* Written exercise
Count every line that holds the string "from", then give that number alone.

Data excerpts:
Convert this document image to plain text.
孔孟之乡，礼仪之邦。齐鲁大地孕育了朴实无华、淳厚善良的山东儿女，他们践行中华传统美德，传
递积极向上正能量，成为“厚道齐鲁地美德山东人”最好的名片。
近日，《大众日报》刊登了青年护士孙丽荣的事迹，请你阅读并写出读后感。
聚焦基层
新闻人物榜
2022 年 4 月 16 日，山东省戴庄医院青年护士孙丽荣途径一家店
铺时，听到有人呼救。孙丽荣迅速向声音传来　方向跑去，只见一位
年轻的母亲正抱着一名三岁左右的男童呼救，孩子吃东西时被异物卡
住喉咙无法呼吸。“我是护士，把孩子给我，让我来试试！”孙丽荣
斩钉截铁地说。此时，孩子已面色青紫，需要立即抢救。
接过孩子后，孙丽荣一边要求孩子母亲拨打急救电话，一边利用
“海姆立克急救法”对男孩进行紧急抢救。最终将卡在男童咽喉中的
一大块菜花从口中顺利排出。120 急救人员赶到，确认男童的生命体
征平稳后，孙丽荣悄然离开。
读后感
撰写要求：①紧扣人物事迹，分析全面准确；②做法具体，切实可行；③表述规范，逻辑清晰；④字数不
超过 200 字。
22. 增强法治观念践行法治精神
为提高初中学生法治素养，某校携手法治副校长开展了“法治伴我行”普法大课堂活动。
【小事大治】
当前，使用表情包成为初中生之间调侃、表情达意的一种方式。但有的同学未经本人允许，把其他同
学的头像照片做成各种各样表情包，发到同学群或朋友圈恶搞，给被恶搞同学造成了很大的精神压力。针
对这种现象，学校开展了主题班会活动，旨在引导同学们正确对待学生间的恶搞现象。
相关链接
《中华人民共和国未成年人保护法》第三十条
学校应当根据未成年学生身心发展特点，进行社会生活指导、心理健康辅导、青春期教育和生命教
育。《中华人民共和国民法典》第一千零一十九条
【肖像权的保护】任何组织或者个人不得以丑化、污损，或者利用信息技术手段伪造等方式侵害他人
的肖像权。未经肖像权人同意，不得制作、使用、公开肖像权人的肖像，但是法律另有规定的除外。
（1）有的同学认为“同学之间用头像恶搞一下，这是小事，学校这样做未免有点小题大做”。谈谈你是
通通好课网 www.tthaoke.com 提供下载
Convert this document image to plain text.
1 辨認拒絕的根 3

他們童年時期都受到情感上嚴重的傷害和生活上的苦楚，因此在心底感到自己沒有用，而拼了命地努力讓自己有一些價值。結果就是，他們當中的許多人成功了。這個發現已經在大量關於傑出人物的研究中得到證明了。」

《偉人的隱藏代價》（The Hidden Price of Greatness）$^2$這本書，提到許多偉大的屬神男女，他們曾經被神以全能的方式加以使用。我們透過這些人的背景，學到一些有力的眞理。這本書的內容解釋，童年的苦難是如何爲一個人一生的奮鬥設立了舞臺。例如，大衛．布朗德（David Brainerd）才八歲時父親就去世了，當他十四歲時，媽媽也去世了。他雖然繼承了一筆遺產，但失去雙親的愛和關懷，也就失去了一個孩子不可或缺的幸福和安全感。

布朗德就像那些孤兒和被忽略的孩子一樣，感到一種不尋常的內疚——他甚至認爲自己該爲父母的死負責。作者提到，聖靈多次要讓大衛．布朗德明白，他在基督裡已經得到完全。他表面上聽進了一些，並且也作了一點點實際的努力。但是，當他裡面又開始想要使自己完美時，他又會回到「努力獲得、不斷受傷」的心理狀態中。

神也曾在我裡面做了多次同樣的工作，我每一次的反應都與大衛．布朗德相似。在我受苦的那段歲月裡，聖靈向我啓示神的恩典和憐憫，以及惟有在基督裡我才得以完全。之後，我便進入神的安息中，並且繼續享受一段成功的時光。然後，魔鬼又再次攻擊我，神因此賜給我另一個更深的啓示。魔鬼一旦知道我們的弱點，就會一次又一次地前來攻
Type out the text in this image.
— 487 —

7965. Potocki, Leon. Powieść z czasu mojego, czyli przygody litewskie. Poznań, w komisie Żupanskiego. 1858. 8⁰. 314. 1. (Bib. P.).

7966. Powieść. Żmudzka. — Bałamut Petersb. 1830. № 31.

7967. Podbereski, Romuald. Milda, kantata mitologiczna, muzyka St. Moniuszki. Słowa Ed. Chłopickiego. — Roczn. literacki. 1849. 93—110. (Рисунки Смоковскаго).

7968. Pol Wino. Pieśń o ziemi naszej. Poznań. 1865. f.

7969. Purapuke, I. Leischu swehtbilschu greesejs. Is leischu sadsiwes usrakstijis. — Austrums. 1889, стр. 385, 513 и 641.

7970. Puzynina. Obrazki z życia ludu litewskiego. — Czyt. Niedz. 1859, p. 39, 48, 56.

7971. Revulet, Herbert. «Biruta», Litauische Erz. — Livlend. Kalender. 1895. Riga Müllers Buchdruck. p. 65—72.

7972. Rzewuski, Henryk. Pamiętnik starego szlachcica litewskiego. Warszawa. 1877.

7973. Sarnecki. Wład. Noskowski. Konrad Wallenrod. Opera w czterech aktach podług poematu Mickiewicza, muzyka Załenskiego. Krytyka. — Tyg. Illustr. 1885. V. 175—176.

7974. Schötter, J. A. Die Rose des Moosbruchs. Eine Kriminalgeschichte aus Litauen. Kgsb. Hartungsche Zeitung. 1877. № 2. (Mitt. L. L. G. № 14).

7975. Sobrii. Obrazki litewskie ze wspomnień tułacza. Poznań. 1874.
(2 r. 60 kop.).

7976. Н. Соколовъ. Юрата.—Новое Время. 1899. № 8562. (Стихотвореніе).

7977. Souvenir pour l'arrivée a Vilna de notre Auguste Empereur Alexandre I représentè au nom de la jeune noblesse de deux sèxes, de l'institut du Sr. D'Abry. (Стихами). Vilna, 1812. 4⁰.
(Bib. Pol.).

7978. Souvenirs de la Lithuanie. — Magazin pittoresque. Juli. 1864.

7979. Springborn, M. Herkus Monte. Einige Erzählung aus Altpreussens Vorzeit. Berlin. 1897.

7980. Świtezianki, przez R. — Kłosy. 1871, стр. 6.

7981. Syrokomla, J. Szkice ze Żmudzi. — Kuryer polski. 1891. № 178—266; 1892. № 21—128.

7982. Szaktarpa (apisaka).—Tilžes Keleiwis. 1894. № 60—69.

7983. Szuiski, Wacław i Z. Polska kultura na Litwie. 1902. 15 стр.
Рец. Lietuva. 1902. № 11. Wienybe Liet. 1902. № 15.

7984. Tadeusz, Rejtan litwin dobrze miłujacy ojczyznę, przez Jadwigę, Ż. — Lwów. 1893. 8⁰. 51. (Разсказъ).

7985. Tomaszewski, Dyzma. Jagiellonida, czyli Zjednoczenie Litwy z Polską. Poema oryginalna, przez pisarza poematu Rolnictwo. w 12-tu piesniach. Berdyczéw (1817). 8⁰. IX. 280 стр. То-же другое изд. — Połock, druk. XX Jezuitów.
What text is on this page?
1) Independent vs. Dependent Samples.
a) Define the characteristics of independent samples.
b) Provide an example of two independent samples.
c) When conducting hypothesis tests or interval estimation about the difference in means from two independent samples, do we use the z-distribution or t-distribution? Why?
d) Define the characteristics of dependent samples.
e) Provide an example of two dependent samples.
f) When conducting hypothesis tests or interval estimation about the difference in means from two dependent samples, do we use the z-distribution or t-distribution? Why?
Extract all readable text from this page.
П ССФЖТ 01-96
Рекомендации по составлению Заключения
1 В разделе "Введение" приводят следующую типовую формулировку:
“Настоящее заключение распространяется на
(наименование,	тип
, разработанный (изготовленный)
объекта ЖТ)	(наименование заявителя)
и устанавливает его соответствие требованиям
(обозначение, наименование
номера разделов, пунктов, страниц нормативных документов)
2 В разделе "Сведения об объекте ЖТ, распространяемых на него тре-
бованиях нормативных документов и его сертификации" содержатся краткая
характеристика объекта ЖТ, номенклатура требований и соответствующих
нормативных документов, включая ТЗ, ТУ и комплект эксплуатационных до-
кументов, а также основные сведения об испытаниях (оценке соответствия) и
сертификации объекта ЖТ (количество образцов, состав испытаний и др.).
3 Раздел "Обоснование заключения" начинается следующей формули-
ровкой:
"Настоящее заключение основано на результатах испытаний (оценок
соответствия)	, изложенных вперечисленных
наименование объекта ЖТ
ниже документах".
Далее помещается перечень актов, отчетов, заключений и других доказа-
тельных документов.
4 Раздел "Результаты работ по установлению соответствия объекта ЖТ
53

* Exercise result
3